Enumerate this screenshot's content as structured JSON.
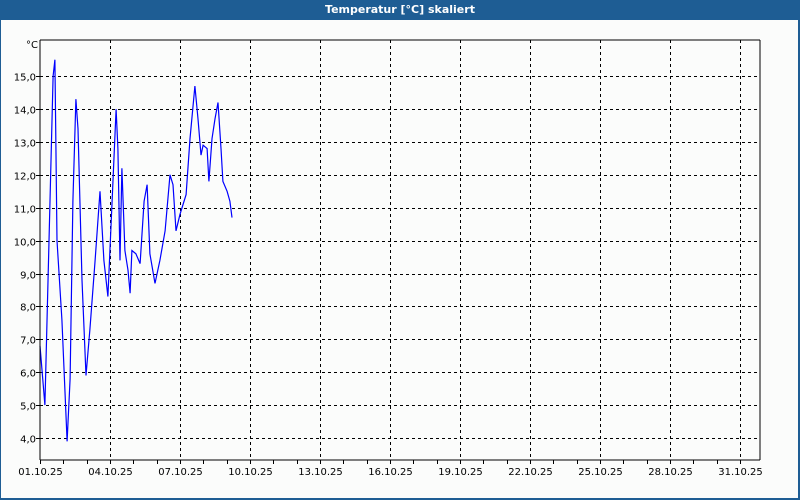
{
  "window": {
    "title": "Temperatur [°C] skaliert"
  },
  "chart_data": {
    "type": "line",
    "title": "Temperatur [°C] skaliert",
    "ylabel": "°C",
    "xlabel": "",
    "x_unit": "days since 01.10.25",
    "xlim": [
      0,
      30.86
    ],
    "ylim": [
      3.33,
      16.1
    ],
    "grid": true,
    "y_ticks": [
      {
        "value": 4,
        "label": "4,0"
      },
      {
        "value": 5,
        "label": "5,0"
      },
      {
        "value": 6,
        "label": "6,0"
      },
      {
        "value": 7,
        "label": "7,0"
      },
      {
        "value": 8,
        "label": "8,0"
      },
      {
        "value": 9,
        "label": "9,0"
      },
      {
        "value": 10,
        "label": "10,0"
      },
      {
        "value": 11,
        "label": "11,0"
      },
      {
        "value": 12,
        "label": "12,0"
      },
      {
        "value": 13,
        "label": "13,0"
      },
      {
        "value": 14,
        "label": "14,0"
      },
      {
        "value": 15,
        "label": "15,0"
      }
    ],
    "x_ticks": [
      {
        "value": 0,
        "label": "01.10.25"
      },
      {
        "value": 3,
        "label": "04.10.25"
      },
      {
        "value": 6,
        "label": "07.10.25"
      },
      {
        "value": 9,
        "label": "10.10.25"
      },
      {
        "value": 12,
        "label": "13.10.25"
      },
      {
        "value": 15,
        "label": "16.10.25"
      },
      {
        "value": 18,
        "label": "19.10.25"
      },
      {
        "value": 21,
        "label": "22.10.25"
      },
      {
        "value": 24,
        "label": "25.10.25"
      },
      {
        "value": 27,
        "label": "28.10.25"
      },
      {
        "value": 30,
        "label": "31.10.25"
      }
    ],
    "series": [
      {
        "name": "Temperatur",
        "color": "#0000ff",
        "points": [
          [
            0,
            6.8
          ],
          [
            0.21,
            5.0
          ],
          [
            0.43,
            11.2
          ],
          [
            0.56,
            15.0
          ],
          [
            0.64,
            15.5
          ],
          [
            0.73,
            10.0
          ],
          [
            0.94,
            7.6
          ],
          [
            1.16,
            3.9
          ],
          [
            1.29,
            5.8
          ],
          [
            1.41,
            11.2
          ],
          [
            1.54,
            14.3
          ],
          [
            1.63,
            13.4
          ],
          [
            1.8,
            8.8
          ],
          [
            1.97,
            5.9
          ],
          [
            2.14,
            7.3
          ],
          [
            2.36,
            9.4
          ],
          [
            2.57,
            11.5
          ],
          [
            2.74,
            9.4
          ],
          [
            2.91,
            8.3
          ],
          [
            3.09,
            11.2
          ],
          [
            3.26,
            14.0
          ],
          [
            3.34,
            12.8
          ],
          [
            3.43,
            9.4
          ],
          [
            3.51,
            12.2
          ],
          [
            3.64,
            9.7
          ],
          [
            3.77,
            9.1
          ],
          [
            3.86,
            8.4
          ],
          [
            3.94,
            9.7
          ],
          [
            4.11,
            9.6
          ],
          [
            4.29,
            9.3
          ],
          [
            4.46,
            11.2
          ],
          [
            4.59,
            11.7
          ],
          [
            4.71,
            9.6
          ],
          [
            4.93,
            8.7
          ],
          [
            5.14,
            9.4
          ],
          [
            5.36,
            10.3
          ],
          [
            5.57,
            12.0
          ],
          [
            5.7,
            11.7
          ],
          [
            5.83,
            10.3
          ],
          [
            6.0,
            10.8
          ],
          [
            6.26,
            11.4
          ],
          [
            6.43,
            13.1
          ],
          [
            6.64,
            14.7
          ],
          [
            6.77,
            13.7
          ],
          [
            6.9,
            12.6
          ],
          [
            6.99,
            12.9
          ],
          [
            7.16,
            12.8
          ],
          [
            7.24,
            11.8
          ],
          [
            7.37,
            13.1
          ],
          [
            7.5,
            13.7
          ],
          [
            7.63,
            14.2
          ],
          [
            7.76,
            12.8
          ],
          [
            7.84,
            11.8
          ],
          [
            8.02,
            11.5
          ],
          [
            8.14,
            11.2
          ],
          [
            8.23,
            10.7
          ]
        ]
      }
    ]
  }
}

Stated exercise: Extract the text of all the records above verbatim, excluding pictures.

The reply:
Enumerate this screenshot's content as structured JSON.
{
  "window": {
    "title": "Temperatur [°C] skaliert"
  },
  "chart_data": {
    "type": "line",
    "title": "Temperatur [°C] skaliert",
    "ylabel": "°C",
    "xlabel": "",
    "x_unit": "days since 01.10.25",
    "xlim": [
      0,
      30.86
    ],
    "ylim": [
      3.33,
      16.1
    ],
    "grid": true,
    "y_ticks": [
      {
        "value": 4,
        "label": "4,0"
      },
      {
        "value": 5,
        "label": "5,0"
      },
      {
        "value": 6,
        "label": "6,0"
      },
      {
        "value": 7,
        "label": "7,0"
      },
      {
        "value": 8,
        "label": "8,0"
      },
      {
        "value": 9,
        "label": "9,0"
      },
      {
        "value": 10,
        "label": "10,0"
      },
      {
        "value": 11,
        "label": "11,0"
      },
      {
        "value": 12,
        "label": "12,0"
      },
      {
        "value": 13,
        "label": "13,0"
      },
      {
        "value": 14,
        "label": "14,0"
      },
      {
        "value": 15,
        "label": "15,0"
      }
    ],
    "x_ticks": [
      {
        "value": 0,
        "label": "01.10.25"
      },
      {
        "value": 3,
        "label": "04.10.25"
      },
      {
        "value": 6,
        "label": "07.10.25"
      },
      {
        "value": 9,
        "label": "10.10.25"
      },
      {
        "value": 12,
        "label": "13.10.25"
      },
      {
        "value": 15,
        "label": "16.10.25"
      },
      {
        "value": 18,
        "label": "19.10.25"
      },
      {
        "value": 21,
        "label": "22.10.25"
      },
      {
        "value": 24,
        "label": "25.10.25"
      },
      {
        "value": 27,
        "label": "28.10.25"
      },
      {
        "value": 30,
        "label": "31.10.25"
      }
    ],
    "series": [
      {
        "name": "Temperatur",
        "color": "#0000ff",
        "points": [
          [
            0,
            6.8
          ],
          [
            0.21,
            5.0
          ],
          [
            0.43,
            11.2
          ],
          [
            0.56,
            15.0
          ],
          [
            0.64,
            15.5
          ],
          [
            0.73,
            10.0
          ],
          [
            0.94,
            7.6
          ],
          [
            1.16,
            3.9
          ],
          [
            1.29,
            5.8
          ],
          [
            1.41,
            11.2
          ],
          [
            1.54,
            14.3
          ],
          [
            1.63,
            13.4
          ],
          [
            1.8,
            8.8
          ],
          [
            1.97,
            5.9
          ],
          [
            2.14,
            7.3
          ],
          [
            2.36,
            9.4
          ],
          [
            2.57,
            11.5
          ],
          [
            2.74,
            9.4
          ],
          [
            2.91,
            8.3
          ],
          [
            3.09,
            11.2
          ],
          [
            3.26,
            14.0
          ],
          [
            3.34,
            12.8
          ],
          [
            3.43,
            9.4
          ],
          [
            3.51,
            12.2
          ],
          [
            3.64,
            9.7
          ],
          [
            3.77,
            9.1
          ],
          [
            3.86,
            8.4
          ],
          [
            3.94,
            9.7
          ],
          [
            4.11,
            9.6
          ],
          [
            4.29,
            9.3
          ],
          [
            4.46,
            11.2
          ],
          [
            4.59,
            11.7
          ],
          [
            4.71,
            9.6
          ],
          [
            4.93,
            8.7
          ],
          [
            5.14,
            9.4
          ],
          [
            5.36,
            10.3
          ],
          [
            5.57,
            12.0
          ],
          [
            5.7,
            11.7
          ],
          [
            5.83,
            10.3
          ],
          [
            6.0,
            10.8
          ],
          [
            6.26,
            11.4
          ],
          [
            6.43,
            13.1
          ],
          [
            6.64,
            14.7
          ],
          [
            6.77,
            13.7
          ],
          [
            6.9,
            12.6
          ],
          [
            6.99,
            12.9
          ],
          [
            7.16,
            12.8
          ],
          [
            7.24,
            11.8
          ],
          [
            7.37,
            13.1
          ],
          [
            7.5,
            13.7
          ],
          [
            7.63,
            14.2
          ],
          [
            7.76,
            12.8
          ],
          [
            7.84,
            11.8
          ],
          [
            8.02,
            11.5
          ],
          [
            8.14,
            11.2
          ],
          [
            8.23,
            10.7
          ]
        ]
      }
    ]
  }
}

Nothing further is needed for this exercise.